■ TASK DESCRIPTION
Scan the entries below. List each line with "температуре".

++++ EXERCISE DATA ++++

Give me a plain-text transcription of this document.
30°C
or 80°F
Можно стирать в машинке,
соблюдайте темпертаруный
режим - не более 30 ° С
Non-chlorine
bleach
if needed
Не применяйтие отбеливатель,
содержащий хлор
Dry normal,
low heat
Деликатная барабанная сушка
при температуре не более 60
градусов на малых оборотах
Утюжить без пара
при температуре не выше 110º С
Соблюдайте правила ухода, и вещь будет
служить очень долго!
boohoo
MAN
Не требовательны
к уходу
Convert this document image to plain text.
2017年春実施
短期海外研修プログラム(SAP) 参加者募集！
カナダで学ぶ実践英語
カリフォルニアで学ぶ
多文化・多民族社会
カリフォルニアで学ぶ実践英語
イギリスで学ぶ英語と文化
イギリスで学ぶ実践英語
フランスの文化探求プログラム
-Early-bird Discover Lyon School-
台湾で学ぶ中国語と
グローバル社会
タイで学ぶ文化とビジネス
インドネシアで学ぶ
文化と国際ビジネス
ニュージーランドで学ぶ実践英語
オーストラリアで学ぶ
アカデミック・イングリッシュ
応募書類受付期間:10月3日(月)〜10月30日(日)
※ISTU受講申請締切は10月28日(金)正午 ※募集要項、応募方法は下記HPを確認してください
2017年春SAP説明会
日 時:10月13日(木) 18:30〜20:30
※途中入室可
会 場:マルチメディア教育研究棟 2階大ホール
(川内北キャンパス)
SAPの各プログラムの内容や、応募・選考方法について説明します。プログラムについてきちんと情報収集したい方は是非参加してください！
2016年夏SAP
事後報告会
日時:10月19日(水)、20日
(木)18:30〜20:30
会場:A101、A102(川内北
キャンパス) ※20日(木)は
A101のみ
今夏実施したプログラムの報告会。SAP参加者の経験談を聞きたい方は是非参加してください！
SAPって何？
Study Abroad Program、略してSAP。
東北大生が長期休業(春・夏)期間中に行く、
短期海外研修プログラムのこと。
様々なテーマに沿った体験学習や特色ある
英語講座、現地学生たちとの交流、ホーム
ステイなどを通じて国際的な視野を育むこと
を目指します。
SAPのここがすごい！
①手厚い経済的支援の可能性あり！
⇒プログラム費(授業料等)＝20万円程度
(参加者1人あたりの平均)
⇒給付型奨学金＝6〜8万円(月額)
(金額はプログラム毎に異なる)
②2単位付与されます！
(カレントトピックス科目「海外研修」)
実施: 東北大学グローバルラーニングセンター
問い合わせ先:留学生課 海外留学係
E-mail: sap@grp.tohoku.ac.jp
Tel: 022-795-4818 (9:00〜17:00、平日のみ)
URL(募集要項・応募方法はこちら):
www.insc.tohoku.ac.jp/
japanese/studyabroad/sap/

++++

■ SOLUTION TO THE PROBLEM
при температуре не более 60
при температуре не выше 110º С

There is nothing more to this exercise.